* **PROBLEM REQUIREMENTS**
Check each line of the material below for "JSON", then copy the ones that contain it.

* **MATERIALS PROVIDED**
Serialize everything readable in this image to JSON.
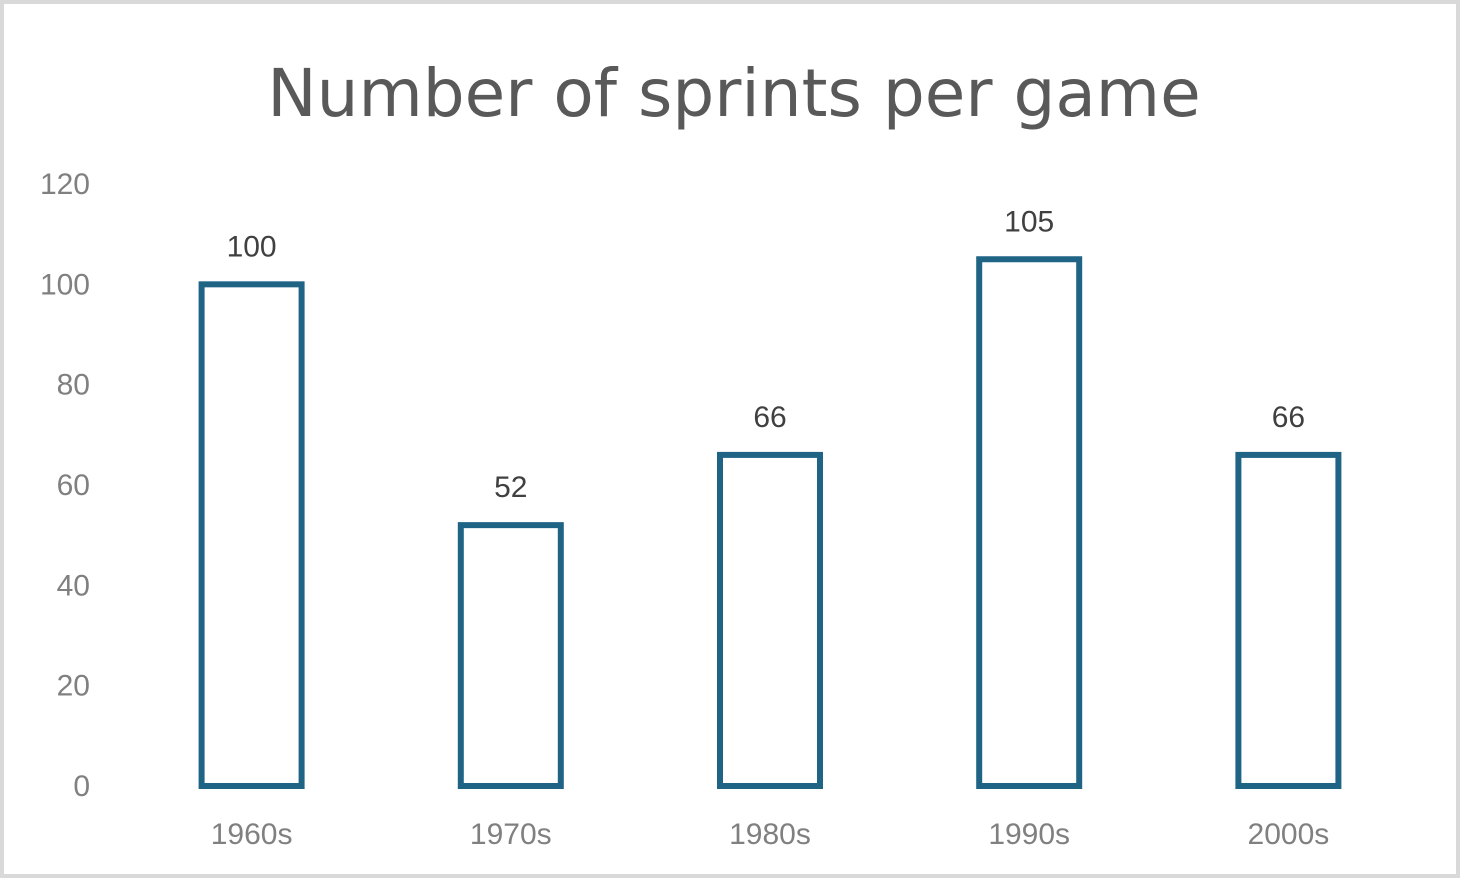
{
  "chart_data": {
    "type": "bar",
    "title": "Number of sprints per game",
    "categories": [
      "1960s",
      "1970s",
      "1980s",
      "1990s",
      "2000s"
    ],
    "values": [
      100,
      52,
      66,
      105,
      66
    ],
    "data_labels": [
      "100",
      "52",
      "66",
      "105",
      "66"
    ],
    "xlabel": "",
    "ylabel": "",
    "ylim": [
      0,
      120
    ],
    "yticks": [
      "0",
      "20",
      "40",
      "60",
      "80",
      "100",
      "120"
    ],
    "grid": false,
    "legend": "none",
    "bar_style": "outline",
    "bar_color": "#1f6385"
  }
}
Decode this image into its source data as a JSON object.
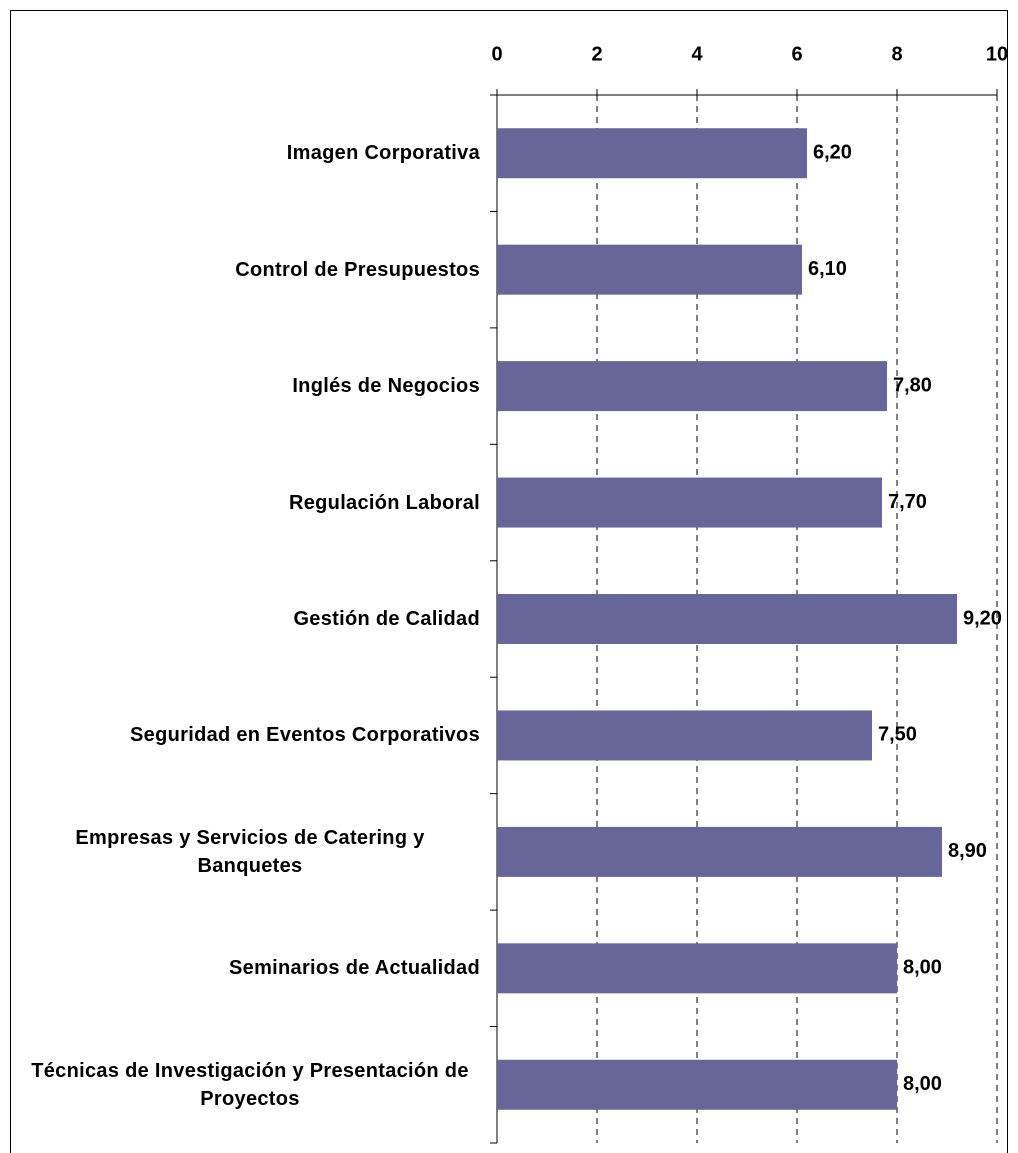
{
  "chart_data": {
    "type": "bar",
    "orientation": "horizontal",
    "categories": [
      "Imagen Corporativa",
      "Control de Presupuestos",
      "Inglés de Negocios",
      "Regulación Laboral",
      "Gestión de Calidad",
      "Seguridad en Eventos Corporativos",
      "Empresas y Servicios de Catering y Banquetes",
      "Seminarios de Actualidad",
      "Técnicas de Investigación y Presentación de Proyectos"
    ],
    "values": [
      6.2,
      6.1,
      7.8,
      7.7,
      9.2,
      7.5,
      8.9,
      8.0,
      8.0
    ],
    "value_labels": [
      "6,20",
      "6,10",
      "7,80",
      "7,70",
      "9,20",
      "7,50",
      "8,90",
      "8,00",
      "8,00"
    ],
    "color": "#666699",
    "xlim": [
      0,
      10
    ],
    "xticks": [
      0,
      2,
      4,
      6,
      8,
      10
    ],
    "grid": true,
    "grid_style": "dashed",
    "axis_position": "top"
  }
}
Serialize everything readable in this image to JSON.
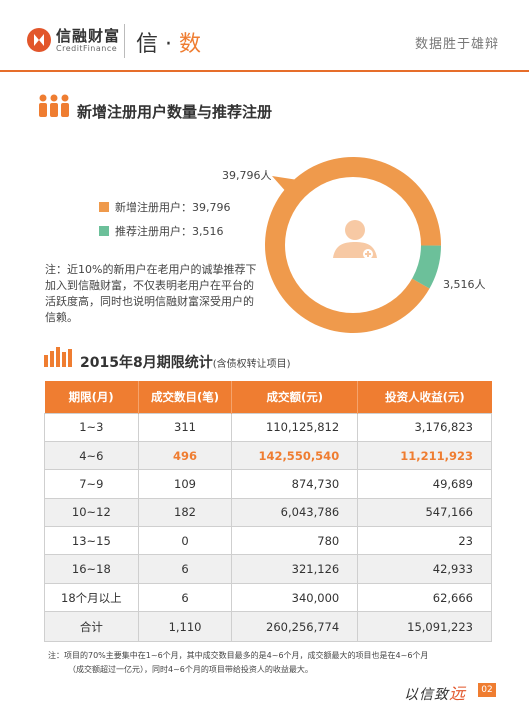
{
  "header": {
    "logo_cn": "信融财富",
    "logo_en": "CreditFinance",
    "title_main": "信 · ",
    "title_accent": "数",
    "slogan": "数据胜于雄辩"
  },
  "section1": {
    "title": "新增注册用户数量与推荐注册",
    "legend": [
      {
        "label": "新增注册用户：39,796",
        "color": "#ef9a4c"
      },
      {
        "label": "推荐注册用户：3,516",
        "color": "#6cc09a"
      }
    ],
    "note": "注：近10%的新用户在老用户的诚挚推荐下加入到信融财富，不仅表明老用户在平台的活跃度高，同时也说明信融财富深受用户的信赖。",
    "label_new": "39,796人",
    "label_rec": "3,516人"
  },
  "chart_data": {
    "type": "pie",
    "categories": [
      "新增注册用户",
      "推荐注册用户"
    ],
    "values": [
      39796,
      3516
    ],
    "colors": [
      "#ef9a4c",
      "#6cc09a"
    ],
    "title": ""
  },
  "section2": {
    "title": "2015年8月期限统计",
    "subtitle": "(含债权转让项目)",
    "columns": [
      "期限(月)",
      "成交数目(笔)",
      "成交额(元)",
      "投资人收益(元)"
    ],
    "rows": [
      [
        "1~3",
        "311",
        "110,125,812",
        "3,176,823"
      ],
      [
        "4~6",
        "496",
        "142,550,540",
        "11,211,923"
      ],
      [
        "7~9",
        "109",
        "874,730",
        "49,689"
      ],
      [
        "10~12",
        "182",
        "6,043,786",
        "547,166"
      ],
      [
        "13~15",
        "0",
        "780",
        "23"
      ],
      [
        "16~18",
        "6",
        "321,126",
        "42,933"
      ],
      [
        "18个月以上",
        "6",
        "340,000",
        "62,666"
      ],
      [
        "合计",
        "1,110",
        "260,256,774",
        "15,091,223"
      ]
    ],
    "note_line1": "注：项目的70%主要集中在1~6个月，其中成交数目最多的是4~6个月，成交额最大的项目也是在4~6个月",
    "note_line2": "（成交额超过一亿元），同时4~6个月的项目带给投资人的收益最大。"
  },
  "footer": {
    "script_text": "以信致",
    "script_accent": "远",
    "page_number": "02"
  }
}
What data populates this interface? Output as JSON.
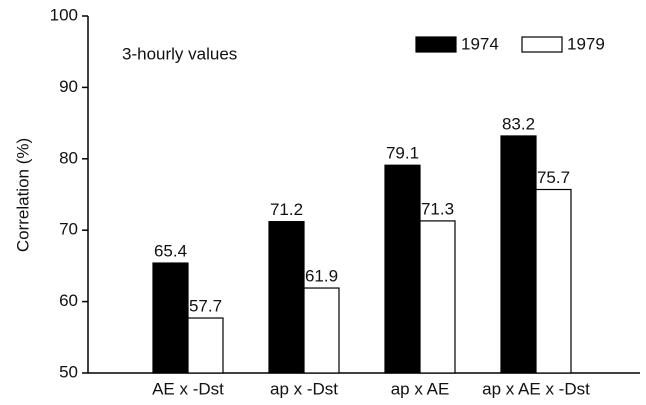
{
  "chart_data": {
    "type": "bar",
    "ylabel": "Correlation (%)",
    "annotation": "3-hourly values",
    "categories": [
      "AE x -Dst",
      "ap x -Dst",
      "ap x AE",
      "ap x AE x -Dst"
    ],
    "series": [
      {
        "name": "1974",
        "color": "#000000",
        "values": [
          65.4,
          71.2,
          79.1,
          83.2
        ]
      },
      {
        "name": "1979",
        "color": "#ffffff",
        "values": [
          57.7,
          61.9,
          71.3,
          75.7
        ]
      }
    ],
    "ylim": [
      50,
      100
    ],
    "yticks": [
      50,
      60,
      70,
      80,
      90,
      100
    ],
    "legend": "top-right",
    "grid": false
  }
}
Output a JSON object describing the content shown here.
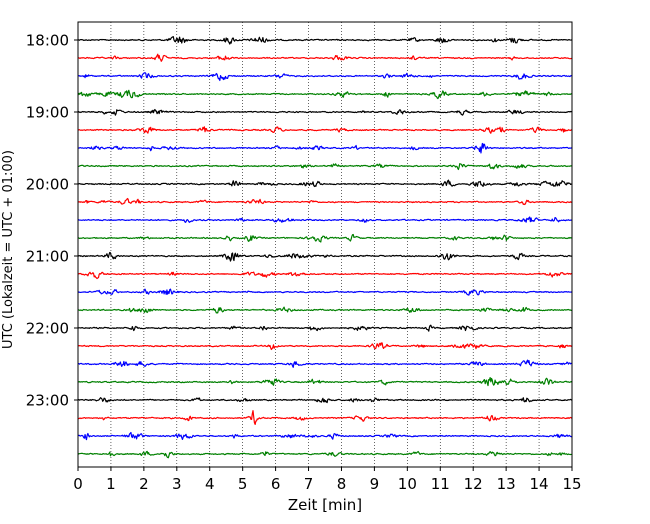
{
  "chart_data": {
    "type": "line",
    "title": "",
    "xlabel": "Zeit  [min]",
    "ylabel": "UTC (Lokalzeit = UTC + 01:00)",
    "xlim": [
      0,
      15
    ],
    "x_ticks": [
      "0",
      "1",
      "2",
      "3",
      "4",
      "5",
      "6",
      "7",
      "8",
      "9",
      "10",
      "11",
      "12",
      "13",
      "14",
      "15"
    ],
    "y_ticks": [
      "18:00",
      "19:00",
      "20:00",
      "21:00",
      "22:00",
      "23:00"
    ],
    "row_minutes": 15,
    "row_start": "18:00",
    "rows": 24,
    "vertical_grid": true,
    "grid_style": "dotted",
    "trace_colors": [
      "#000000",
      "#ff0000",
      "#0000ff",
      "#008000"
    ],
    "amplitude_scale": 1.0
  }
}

* **SOLUTION**
Serialize everything readable in this image to JSON.
Decode this image into its source data as a JSON object.
Serialize everything readable in this image to JSON.
What data populates this interface? Output as JSON.
Output a JSON object describing the content shown here.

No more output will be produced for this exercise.